§ **Task goal**:
Can you rewrite the records below, replacing every "list-item" with "list-entry" and leaving everything else unchanged?

§ **Records provided**:

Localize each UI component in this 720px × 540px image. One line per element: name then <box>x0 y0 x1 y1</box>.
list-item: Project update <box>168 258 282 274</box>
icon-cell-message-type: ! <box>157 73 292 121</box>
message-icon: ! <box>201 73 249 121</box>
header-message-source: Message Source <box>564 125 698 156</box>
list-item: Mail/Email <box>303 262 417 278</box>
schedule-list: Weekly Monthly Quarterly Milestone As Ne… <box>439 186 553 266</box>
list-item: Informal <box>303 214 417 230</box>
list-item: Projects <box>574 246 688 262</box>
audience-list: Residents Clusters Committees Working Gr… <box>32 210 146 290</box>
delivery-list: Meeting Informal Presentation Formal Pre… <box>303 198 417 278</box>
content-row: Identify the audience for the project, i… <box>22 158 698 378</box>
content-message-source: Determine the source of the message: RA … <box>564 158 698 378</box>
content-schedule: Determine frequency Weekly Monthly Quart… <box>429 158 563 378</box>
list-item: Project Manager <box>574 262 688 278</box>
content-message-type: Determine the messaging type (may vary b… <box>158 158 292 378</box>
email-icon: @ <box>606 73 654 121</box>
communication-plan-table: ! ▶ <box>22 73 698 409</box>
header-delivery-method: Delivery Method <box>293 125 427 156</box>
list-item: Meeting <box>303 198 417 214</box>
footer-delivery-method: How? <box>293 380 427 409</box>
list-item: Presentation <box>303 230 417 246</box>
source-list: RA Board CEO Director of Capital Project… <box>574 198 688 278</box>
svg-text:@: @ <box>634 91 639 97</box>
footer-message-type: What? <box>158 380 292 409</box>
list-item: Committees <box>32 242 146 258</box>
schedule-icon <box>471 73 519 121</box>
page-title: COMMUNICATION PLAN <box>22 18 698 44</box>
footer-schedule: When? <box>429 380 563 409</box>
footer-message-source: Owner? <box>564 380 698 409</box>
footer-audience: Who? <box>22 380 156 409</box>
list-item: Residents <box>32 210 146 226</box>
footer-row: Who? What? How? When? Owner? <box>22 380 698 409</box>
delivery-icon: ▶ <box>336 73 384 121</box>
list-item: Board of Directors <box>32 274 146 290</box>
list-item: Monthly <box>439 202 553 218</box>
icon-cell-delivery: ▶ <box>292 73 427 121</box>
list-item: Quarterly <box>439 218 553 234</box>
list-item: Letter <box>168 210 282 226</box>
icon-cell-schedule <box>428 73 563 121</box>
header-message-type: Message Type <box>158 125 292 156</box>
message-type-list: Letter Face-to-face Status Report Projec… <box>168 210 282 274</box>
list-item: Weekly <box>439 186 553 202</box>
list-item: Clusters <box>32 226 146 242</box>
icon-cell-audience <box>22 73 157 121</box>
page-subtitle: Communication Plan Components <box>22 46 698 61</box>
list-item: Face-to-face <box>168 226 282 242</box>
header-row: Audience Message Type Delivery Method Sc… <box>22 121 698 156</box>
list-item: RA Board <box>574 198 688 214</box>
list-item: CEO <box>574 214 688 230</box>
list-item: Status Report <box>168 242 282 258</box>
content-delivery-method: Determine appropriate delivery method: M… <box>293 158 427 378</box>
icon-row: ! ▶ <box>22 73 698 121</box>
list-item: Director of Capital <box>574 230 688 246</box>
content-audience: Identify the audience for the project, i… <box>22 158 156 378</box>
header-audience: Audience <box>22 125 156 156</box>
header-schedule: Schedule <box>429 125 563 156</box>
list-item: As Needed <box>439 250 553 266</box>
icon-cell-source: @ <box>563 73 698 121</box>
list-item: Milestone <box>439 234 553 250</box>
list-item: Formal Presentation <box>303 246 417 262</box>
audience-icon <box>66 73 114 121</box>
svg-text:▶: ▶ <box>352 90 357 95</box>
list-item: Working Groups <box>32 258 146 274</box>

§ **The completed task**:
Localize each UI component in this 720px × 540px image. One line per element: name then <box>x0 y0 x1 y1</box>.
list-entry: Project update <box>168 258 282 274</box>
icon-cell-message-type: ! <box>157 73 292 121</box>
message-icon: ! <box>201 73 249 121</box>
header-message-source: Message Source <box>564 125 698 156</box>
list-entry: Mail/Email <box>303 262 417 278</box>
schedule-list: Weekly Monthly Quarterly Milestone As Ne… <box>439 186 553 266</box>
list-entry: Informal <box>303 214 417 230</box>
list-entry: Projects <box>574 246 688 262</box>
audience-list: Residents Clusters Committees Working Gr… <box>32 210 146 290</box>
delivery-list: Meeting Informal Presentation Formal Pre… <box>303 198 417 278</box>
content-row: Identify the audience for the project, i… <box>22 158 698 378</box>
content-message-source: Determine the source of the message: RA … <box>564 158 698 378</box>
content-schedule: Determine frequency Weekly Monthly Quart… <box>429 158 563 378</box>
list-entry: Project Manager <box>574 262 688 278</box>
content-message-type: Determine the messaging type (may vary b… <box>158 158 292 378</box>
email-icon: @ <box>606 73 654 121</box>
communication-plan-table: ! ▶ <box>22 73 698 409</box>
header-delivery-method: Delivery Method <box>293 125 427 156</box>
list-entry: Meeting <box>303 198 417 214</box>
footer-delivery-method: How? <box>293 380 427 409</box>
list-entry: Presentation <box>303 230 417 246</box>
source-list: RA Board CEO Director of Capital Project… <box>574 198 688 278</box>
svg-text:@: @ <box>634 91 639 97</box>
footer-message-type: What? <box>158 380 292 409</box>
list-entry: Committees <box>32 242 146 258</box>
schedule-icon <box>471 73 519 121</box>
page-title: COMMUNICATION PLAN <box>22 18 698 44</box>
footer-schedule: When? <box>429 380 563 409</box>
footer-message-source: Owner? <box>564 380 698 409</box>
footer-audience: Who? <box>22 380 156 409</box>
list-entry: Residents <box>32 210 146 226</box>
footer-row: Who? What? How? When? Owner? <box>22 380 698 409</box>
delivery-icon: ▶ <box>336 73 384 121</box>
list-entry: Board of Directors <box>32 274 146 290</box>
list-entry: Monthly <box>439 202 553 218</box>
icon-cell-delivery: ▶ <box>292 73 427 121</box>
list-entry: Quarterly <box>439 218 553 234</box>
list-entry: Letter <box>168 210 282 226</box>
icon-cell-schedule <box>428 73 563 121</box>
header-message-type: Message Type <box>158 125 292 156</box>
message-type-list: Letter Face-to-face Status Report Projec… <box>168 210 282 274</box>
list-entry: Weekly <box>439 186 553 202</box>
list-entry: Clusters <box>32 226 146 242</box>
icon-cell-audience <box>22 73 157 121</box>
page-subtitle: Communication Plan Components <box>22 46 698 61</box>
list-entry: Face-to-face <box>168 226 282 242</box>
header-row: Audience Message Type Delivery Method Sc… <box>22 121 698 156</box>
list-entry: RA Board <box>574 198 688 214</box>
list-entry: CEO <box>574 214 688 230</box>
list-entry: Status Report <box>168 242 282 258</box>
content-delivery-method: Determine appropriate delivery method: M… <box>293 158 427 378</box>
icon-row: ! ▶ <box>22 73 698 121</box>
list-entry: Director of Capital <box>574 230 688 246</box>
content-audience: Identify the audience for the project, i… <box>22 158 156 378</box>
header-audience: Audience <box>22 125 156 156</box>
header-schedule: Schedule <box>429 125 563 156</box>
list-entry: As Needed <box>439 250 553 266</box>
icon-cell-source: @ <box>563 73 698 121</box>
list-entry: Milestone <box>439 234 553 250</box>
list-entry: Formal Presentation <box>303 246 417 262</box>
audience-icon <box>66 73 114 121</box>
svg-text:▶: ▶ <box>352 90 357 95</box>
list-entry: Working Groups <box>32 258 146 274</box>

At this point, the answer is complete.